» THE PROBLEM:
Write out every line of the records below without changing anything.

— Start INFORMATION PROVIDED —

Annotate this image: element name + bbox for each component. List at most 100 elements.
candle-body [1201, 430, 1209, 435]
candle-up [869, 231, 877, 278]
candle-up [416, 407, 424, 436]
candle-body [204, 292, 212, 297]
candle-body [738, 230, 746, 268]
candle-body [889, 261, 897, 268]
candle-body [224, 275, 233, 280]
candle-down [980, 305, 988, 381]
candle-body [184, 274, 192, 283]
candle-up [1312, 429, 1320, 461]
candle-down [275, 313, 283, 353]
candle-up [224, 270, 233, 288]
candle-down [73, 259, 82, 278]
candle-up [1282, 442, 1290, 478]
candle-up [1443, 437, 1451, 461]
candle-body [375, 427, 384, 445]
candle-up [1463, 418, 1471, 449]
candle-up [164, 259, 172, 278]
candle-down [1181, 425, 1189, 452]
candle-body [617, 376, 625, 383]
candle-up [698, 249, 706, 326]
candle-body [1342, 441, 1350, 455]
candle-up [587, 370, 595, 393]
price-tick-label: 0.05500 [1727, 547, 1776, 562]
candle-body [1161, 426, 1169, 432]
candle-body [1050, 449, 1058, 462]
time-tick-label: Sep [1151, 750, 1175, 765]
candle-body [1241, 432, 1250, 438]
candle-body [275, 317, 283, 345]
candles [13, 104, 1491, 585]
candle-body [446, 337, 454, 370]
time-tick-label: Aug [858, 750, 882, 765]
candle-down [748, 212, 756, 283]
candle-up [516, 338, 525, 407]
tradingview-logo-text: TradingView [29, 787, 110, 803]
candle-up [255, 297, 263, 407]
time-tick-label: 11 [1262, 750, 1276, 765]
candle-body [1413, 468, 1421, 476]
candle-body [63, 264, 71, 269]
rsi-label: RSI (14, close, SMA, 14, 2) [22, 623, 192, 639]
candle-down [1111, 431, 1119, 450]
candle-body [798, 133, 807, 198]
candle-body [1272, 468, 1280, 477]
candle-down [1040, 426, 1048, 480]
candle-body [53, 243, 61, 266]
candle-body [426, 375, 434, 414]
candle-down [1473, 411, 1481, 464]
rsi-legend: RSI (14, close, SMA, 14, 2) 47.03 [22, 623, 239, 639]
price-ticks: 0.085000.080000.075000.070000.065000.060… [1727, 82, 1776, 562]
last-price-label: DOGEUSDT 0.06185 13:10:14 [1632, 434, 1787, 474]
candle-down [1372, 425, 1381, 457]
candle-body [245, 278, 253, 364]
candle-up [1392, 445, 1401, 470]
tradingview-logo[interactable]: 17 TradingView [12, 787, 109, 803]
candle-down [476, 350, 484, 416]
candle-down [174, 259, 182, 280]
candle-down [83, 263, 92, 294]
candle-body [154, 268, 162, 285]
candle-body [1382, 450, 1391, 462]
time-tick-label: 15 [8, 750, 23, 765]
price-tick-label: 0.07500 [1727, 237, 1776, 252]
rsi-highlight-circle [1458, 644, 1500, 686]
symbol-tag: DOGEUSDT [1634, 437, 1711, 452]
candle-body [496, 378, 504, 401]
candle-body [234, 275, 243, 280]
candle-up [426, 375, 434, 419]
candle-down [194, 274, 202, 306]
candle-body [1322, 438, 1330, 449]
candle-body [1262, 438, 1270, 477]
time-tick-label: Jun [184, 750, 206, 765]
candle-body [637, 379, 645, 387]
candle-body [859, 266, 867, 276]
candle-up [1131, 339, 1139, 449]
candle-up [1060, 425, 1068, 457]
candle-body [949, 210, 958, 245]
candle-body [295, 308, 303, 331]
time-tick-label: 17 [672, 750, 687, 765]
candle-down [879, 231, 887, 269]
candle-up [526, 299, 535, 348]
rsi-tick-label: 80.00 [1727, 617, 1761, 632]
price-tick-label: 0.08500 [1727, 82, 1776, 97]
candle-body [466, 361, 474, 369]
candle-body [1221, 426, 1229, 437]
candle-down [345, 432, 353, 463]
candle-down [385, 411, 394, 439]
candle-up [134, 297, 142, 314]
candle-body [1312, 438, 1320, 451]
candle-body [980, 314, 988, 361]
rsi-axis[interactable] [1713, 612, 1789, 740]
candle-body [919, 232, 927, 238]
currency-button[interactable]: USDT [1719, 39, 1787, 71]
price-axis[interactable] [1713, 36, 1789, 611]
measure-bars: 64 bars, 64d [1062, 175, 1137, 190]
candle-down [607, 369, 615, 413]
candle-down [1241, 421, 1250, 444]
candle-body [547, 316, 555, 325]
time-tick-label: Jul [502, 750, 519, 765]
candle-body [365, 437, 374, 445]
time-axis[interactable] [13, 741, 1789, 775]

— End INFORMATION PROVIDED —

» OUTPUT FOR THIS EXERCISE:
Annotate this image: element name + bbox for each component. List at most 100 elements.
candle-body [1201, 430, 1209, 435]
candle-up [869, 231, 877, 278]
candle-up [416, 407, 424, 436]
candle-body [204, 292, 212, 297]
candle-body [738, 230, 746, 268]
candle-body [889, 261, 897, 268]
candle-body [224, 275, 233, 280]
candle-down [980, 305, 988, 381]
candle-body [184, 274, 192, 283]
candle-up [1312, 429, 1320, 461]
candle-down [275, 313, 283, 353]
candle-up [224, 270, 233, 288]
candle-down [73, 259, 82, 278]
candle-up [1282, 442, 1290, 478]
candle-up [1443, 437, 1451, 461]
candle-body [375, 427, 384, 445]
candle-up [1463, 418, 1471, 449]
candle-up [164, 259, 172, 278]
candle-down [1181, 425, 1189, 452]
candle-body [617, 376, 625, 383]
candle-up [698, 249, 706, 326]
candle-body [1342, 441, 1350, 455]
candle-up [587, 370, 595, 393]
price-tick-label: 0.05500 [1727, 547, 1776, 562]
candle-body [1161, 426, 1169, 432]
candle-body [1050, 449, 1058, 462]
time-tick-label: Sep [1151, 750, 1175, 765]
candle-body [1241, 432, 1250, 438]
candle-body [275, 317, 283, 345]
candles [13, 104, 1491, 585]
candle-body [446, 337, 454, 370]
time-tick-label: Aug [858, 750, 882, 765]
candle-down [748, 212, 756, 283]
candle-up [516, 338, 525, 407]
tradingview-logo-text: TradingView [29, 787, 110, 803]
candle-up [255, 297, 263, 407]
time-tick-label: 11 [1262, 750, 1276, 765]
candle-body [1413, 468, 1421, 476]
candle-body [63, 264, 71, 269]
rsi-label: RSI (14, close, SMA, 14, 2) [22, 623, 192, 639]
candle-down [1111, 431, 1119, 450]
candle-body [798, 133, 807, 198]
candle-body [1272, 468, 1280, 477]
candle-down [1040, 426, 1048, 480]
candle-body [53, 243, 61, 266]
candle-body [426, 375, 434, 414]
candle-down [1473, 411, 1481, 464]
rsi-legend: RSI (14, close, SMA, 14, 2) 47.03 [22, 623, 239, 639]
price-ticks: 0.085000.080000.075000.070000.065000.060… [1727, 82, 1776, 562]
last-price-label: DOGEUSDT 0.06185 13:10:14 [1632, 434, 1787, 474]
candle-down [1372, 425, 1381, 457]
candle-body [245, 278, 253, 364]
candle-up [1392, 445, 1401, 470]
tradingview-logo[interactable]: 17 TradingView [12, 787, 109, 803]
candle-down [476, 350, 484, 416]
candle-down [174, 259, 182, 280]
candle-down [83, 263, 92, 294]
candle-body [154, 268, 162, 285]
candle-body [1382, 450, 1391, 462]
time-tick-label: 15 [8, 750, 23, 765]
price-tick-label: 0.07500 [1727, 237, 1776, 252]
rsi-highlight-circle [1458, 644, 1500, 686]
symbol-tag: DOGEUSDT [1634, 437, 1711, 452]
candle-body [496, 378, 504, 401]
candle-body [234, 275, 243, 280]
candle-up [426, 375, 434, 419]
candle-down [194, 274, 202, 306]
candle-body [1322, 438, 1330, 449]
candle-body [1262, 438, 1270, 477]
time-tick-label: Jun [184, 750, 206, 765]
candle-body [637, 379, 645, 387]
candle-body [859, 266, 867, 276]
candle-up [1131, 339, 1139, 449]
candle-up [1060, 425, 1068, 457]
candle-body [949, 210, 958, 245]
candle-body [295, 308, 303, 331]
time-tick-label: 17 [672, 750, 687, 765]
candle-down [879, 231, 887, 269]
candle-up [526, 299, 535, 348]
rsi-tick-label: 80.00 [1727, 617, 1761, 632]
price-tick-label: 0.08500 [1727, 82, 1776, 97]
candle-body [466, 361, 474, 369]
candle-body [1221, 426, 1229, 437]
candle-down [345, 432, 353, 463]
candle-down [385, 411, 394, 439]
candle-up [134, 297, 142, 314]
candle-body [1312, 438, 1320, 451]
candle-body [980, 314, 988, 361]
rsi-axis[interactable] [1713, 612, 1789, 740]
candle-body [919, 232, 927, 238]
currency-button[interactable]: USDT [1719, 39, 1787, 71]
price-axis[interactable] [1713, 36, 1789, 611]
measure-bars: 64 bars, 64d [1062, 175, 1137, 190]
candle-down [607, 369, 615, 413]
candle-down [1241, 421, 1250, 444]
candle-body [547, 316, 555, 325]
time-tick-label: Jul [502, 750, 519, 765]
candle-body [365, 437, 374, 445]
time-axis[interactable] [13, 741, 1789, 775]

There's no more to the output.